### Saved entries:
######

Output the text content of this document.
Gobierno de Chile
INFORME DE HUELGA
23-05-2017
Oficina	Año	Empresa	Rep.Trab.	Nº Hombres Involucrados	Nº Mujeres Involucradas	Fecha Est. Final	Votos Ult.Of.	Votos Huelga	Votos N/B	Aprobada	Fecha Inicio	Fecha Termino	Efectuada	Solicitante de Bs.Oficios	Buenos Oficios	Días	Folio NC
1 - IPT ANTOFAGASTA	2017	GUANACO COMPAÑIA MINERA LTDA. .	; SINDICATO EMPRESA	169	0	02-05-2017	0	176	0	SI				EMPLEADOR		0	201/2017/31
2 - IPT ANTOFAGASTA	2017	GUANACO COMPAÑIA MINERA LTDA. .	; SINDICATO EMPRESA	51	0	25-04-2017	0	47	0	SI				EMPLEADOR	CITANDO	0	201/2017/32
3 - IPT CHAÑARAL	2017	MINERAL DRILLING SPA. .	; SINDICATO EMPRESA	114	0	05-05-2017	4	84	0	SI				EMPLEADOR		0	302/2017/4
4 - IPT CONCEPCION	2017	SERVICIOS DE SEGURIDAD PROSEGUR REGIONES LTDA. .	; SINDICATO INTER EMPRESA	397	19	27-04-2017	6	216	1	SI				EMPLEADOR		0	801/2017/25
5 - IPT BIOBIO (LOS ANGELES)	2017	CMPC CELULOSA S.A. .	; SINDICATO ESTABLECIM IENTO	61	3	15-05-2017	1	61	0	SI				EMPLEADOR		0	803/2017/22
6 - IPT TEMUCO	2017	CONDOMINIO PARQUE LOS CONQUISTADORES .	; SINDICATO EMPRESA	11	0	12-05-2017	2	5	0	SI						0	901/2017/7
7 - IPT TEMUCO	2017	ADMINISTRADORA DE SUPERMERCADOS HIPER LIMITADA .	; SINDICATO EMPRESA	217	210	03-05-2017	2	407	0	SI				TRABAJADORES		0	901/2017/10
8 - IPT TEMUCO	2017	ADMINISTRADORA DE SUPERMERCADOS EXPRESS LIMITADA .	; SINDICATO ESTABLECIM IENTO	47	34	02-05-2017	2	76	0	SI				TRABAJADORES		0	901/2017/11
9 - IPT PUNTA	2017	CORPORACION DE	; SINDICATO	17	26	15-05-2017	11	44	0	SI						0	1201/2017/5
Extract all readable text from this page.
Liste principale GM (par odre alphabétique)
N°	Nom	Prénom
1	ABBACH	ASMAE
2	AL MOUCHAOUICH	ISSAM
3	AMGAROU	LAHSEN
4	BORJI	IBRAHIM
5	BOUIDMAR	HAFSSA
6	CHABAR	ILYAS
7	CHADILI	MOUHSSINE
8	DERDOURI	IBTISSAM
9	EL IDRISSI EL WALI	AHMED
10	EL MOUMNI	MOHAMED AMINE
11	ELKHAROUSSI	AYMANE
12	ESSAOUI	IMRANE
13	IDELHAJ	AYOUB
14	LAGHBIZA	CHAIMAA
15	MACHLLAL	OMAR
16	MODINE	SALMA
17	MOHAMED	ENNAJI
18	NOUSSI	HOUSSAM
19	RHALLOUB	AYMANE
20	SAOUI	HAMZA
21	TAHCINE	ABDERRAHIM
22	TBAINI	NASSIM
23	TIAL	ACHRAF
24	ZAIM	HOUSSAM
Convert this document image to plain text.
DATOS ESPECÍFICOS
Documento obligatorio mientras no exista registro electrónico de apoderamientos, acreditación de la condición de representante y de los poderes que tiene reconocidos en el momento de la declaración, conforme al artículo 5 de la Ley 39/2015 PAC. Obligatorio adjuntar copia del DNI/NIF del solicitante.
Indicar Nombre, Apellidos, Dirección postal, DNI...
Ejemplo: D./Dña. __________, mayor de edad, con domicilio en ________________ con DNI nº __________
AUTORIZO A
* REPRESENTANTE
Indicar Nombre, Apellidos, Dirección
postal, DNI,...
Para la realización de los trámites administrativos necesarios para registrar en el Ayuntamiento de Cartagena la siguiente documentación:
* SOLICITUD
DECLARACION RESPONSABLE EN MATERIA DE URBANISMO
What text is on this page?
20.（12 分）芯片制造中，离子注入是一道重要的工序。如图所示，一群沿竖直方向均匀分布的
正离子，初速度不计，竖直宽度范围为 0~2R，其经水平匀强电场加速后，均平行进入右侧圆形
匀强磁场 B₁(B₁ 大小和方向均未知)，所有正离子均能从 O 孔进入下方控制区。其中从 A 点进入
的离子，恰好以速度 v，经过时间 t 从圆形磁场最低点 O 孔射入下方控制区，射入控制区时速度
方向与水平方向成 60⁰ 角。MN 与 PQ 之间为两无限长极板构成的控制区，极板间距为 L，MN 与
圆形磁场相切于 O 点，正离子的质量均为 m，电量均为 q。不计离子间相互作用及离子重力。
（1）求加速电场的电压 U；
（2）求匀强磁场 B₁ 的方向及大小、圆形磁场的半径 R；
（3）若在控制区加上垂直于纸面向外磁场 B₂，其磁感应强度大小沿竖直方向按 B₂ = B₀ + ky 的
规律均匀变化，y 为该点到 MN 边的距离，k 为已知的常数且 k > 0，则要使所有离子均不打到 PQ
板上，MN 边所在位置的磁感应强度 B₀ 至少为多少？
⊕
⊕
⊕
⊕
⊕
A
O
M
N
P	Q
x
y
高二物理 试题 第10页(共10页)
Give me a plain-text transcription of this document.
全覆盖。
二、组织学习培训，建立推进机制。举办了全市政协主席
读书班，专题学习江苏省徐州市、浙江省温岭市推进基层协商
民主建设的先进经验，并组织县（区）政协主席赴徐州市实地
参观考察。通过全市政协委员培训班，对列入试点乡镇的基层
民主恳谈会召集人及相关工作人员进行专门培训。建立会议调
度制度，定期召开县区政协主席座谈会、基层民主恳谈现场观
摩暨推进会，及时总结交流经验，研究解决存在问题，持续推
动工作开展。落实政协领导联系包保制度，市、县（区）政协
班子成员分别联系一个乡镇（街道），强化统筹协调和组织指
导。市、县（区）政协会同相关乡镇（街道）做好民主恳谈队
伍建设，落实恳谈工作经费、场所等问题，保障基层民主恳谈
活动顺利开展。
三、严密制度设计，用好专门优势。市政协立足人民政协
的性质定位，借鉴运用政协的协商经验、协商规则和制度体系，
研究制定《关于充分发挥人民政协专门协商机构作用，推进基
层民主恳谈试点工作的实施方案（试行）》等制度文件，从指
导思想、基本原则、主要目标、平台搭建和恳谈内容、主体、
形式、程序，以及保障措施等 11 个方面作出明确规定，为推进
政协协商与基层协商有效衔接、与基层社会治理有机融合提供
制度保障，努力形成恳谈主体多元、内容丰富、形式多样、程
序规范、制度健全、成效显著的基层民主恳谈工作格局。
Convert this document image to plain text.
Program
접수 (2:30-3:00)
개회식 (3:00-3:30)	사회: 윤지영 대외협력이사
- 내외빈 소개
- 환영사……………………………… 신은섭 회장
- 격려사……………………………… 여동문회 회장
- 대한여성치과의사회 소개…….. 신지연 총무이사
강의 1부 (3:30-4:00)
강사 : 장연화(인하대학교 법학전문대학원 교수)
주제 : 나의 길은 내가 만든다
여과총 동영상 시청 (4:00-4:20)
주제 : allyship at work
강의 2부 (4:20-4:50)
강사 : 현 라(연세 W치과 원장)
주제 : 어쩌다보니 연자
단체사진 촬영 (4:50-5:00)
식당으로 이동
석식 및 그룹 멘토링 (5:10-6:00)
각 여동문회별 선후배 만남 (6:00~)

######

### STATED PROBLEM:
Every entry needs to be retyped exactly.

### ANSWER TO THE EXERCISE:
Output the text content of this document.
Gobierno de Chile
INFORME DE HUELGA
23-05-2017
Oficina	Año	Empresa	Rep.Trab.	Nº Hombres Involucrados	Nº Mujeres Involucradas	Fecha Est. Final	Votos Ult.Of.	Votos Huelga	Votos N/B	Aprobada	Fecha Inicio	Fecha Termino	Efectuada	Solicitante de Bs.Oficios	Buenos Oficios	Días	Folio NC
1 - IPT ANTOFAGASTA	2017	GUANACO COMPAÑIA MINERA LTDA. .	; SINDICATO EMPRESA	169	0	02-05-2017	0	176	0	SI				EMPLEADOR		0	201/2017/31
2 - IPT ANTOFAGASTA	2017	GUANACO COMPAÑIA MINERA LTDA. .	; SINDICATO EMPRESA	51	0	25-04-2017	0	47	0	SI				EMPLEADOR	CITANDO	0	201/2017/32
3 - IPT CHAÑARAL	2017	MINERAL DRILLING SPA. .	; SINDICATO EMPRESA	114	0	05-05-2017	4	84	0	SI				EMPLEADOR		0	302/2017/4
4 - IPT CONCEPCION	2017	SERVICIOS DE SEGURIDAD PROSEGUR REGIONES LTDA. .	; SINDICATO INTER EMPRESA	397	19	27-04-2017	6	216	1	SI				EMPLEADOR		0	801/2017/25
5 - IPT BIOBIO (LOS ANGELES)	2017	CMPC CELULOSA S.A. .	; SINDICATO ESTABLECIM IENTO	61	3	15-05-2017	1	61	0	SI				EMPLEADOR		0	803/2017/22
6 - IPT TEMUCO	2017	CONDOMINIO PARQUE LOS CONQUISTADORES .	; SINDICATO EMPRESA	11	0	12-05-2017	2	5	0	SI						0	901/2017/7
7 - IPT TEMUCO	2017	ADMINISTRADORA DE SUPERMERCADOS HIPER LIMITADA .	; SINDICATO EMPRESA	217	210	03-05-2017	2	407	0	SI				TRABAJADORES		0	901/2017/10
8 - IPT TEMUCO	2017	ADMINISTRADORA DE SUPERMERCADOS EXPRESS LIMITADA .	; SINDICATO ESTABLECIM IENTO	47	34	02-05-2017	2	76	0	SI				TRABAJADORES		0	901/2017/11
9 - IPT PUNTA	2017	CORPORACION DE	; SINDICATO	17	26	15-05-2017	11	44	0	SI						0	1201/2017/5
Extract all readable text from this page.
Liste principale GM (par odre alphabétique)
N°	Nom	Prénom
1	ABBACH	ASMAE
2	AL MOUCHAOUICH	ISSAM
3	AMGAROU	LAHSEN
4	BORJI	IBRAHIM
5	BOUIDMAR	HAFSSA
6	CHABAR	ILYAS
7	CHADILI	MOUHSSINE
8	DERDOURI	IBTISSAM
9	EL IDRISSI EL WALI	AHMED
10	EL MOUMNI	MOHAMED AMINE
11	ELKHAROUSSI	AYMANE
12	ESSAOUI	IMRANE
13	IDELHAJ	AYOUB
14	LAGHBIZA	CHAIMAA
15	MACHLLAL	OMAR
16	MODINE	SALMA
17	MOHAMED	ENNAJI
18	NOUSSI	HOUSSAM
19	RHALLOUB	AYMANE
20	SAOUI	HAMZA
21	TAHCINE	ABDERRAHIM
22	TBAINI	NASSIM
23	TIAL	ACHRAF
24	ZAIM	HOUSSAM
Convert this document image to plain text.
DATOS ESPECÍFICOS
Documento obligatorio mientras no exista registro electrónico de apoderamientos, acreditación de la condición de representante y de los poderes que tiene reconocidos en el momento de la declaración, conforme al artículo 5 de la Ley 39/2015 PAC. Obligatorio adjuntar copia del DNI/NIF del solicitante.
Indicar Nombre, Apellidos, Dirección postal, DNI...
Ejemplo: D./Dña. __________, mayor de edad, con domicilio en ________________ con DNI nº __________
AUTORIZO A
* REPRESENTANTE
Indicar Nombre, Apellidos, Dirección
postal, DNI,...
Para la realización de los trámites administrativos necesarios para registrar en el Ayuntamiento de Cartagena la siguiente documentación:
* SOLICITUD
DECLARACION RESPONSABLE EN MATERIA DE URBANISMO
What text is on this page?
20.（12 分）芯片制造中，离子注入是一道重要的工序。如图所示，一群沿竖直方向均匀分布的
正离子，初速度不计，竖直宽度范围为 0~2R，其经水平匀强电场加速后，均平行进入右侧圆形
匀强磁场 B₁(B₁ 大小和方向均未知)，所有正离子均能从 O 孔进入下方控制区。其中从 A 点进入
的离子，恰好以速度 v，经过时间 t 从圆形磁场最低点 O 孔射入下方控制区，射入控制区时速度
方向与水平方向成 60⁰ 角。MN 与 PQ 之间为两无限长极板构成的控制区，极板间距为 L，MN 与
圆形磁场相切于 O 点，正离子的质量均为 m，电量均为 q。不计离子间相互作用及离子重力。
（1）求加速电场的电压 U；
（2）求匀强磁场 B₁ 的方向及大小、圆形磁场的半径 R；
（3）若在控制区加上垂直于纸面向外磁场 B₂，其磁感应强度大小沿竖直方向按 B₂ = B₀ + ky 的
规律均匀变化，y 为该点到 MN 边的距离，k 为已知的常数且 k > 0，则要使所有离子均不打到 PQ
板上，MN 边所在位置的磁感应强度 B₀ 至少为多少？
⊕
⊕
⊕
⊕
⊕
A
O
M
N
P	Q
x
y
高二物理 试题 第10页(共10页)
Give me a plain-text transcription of this document.
全覆盖。
二、组织学习培训，建立推进机制。举办了全市政协主席
读书班，专题学习江苏省徐州市、浙江省温岭市推进基层协商
民主建设的先进经验，并组织县（区）政协主席赴徐州市实地
参观考察。通过全市政协委员培训班，对列入试点乡镇的基层
民主恳谈会召集人及相关工作人员进行专门培训。建立会议调
度制度，定期召开县区政协主席座谈会、基层民主恳谈现场观
摩暨推进会，及时总结交流经验，研究解决存在问题，持续推
动工作开展。落实政协领导联系包保制度，市、县（区）政协
班子成员分别联系一个乡镇（街道），强化统筹协调和组织指
导。市、县（区）政协会同相关乡镇（街道）做好民主恳谈队
伍建设，落实恳谈工作经费、场所等问题，保障基层民主恳谈
活动顺利开展。
三、严密制度设计，用好专门优势。市政协立足人民政协
的性质定位，借鉴运用政协的协商经验、协商规则和制度体系，
研究制定《关于充分发挥人民政协专门协商机构作用，推进基
层民主恳谈试点工作的实施方案（试行）》等制度文件，从指
导思想、基本原则、主要目标、平台搭建和恳谈内容、主体、
形式、程序，以及保障措施等 11 个方面作出明确规定，为推进
政协协商与基层协商有效衔接、与基层社会治理有机融合提供
制度保障，努力形成恳谈主体多元、内容丰富、形式多样、程
序规范、制度健全、成效显著的基层民主恳谈工作格局。
Convert this document image to plain text.
Program
접수 (2:30-3:00)
개회식 (3:00-3:30)	사회: 윤지영 대외협력이사
- 내외빈 소개
- 환영사……………………………… 신은섭 회장
- 격려사……………………………… 여동문회 회장
- 대한여성치과의사회 소개…….. 신지연 총무이사
강의 1부 (3:30-4:00)
강사 : 장연화(인하대학교 법학전문대학원 교수)
주제 : 나의 길은 내가 만든다
여과총 동영상 시청 (4:00-4:20)
주제 : allyship at work
강의 2부 (4:20-4:50)
강사 : 현 라(연세 W치과 원장)
주제 : 어쩌다보니 연자
단체사진 촬영 (4:50-5:00)
식당으로 이동
석식 및 그룹 멘토링 (5:10-6:00)
각 여동문회별 선후배 만남 (6:00~)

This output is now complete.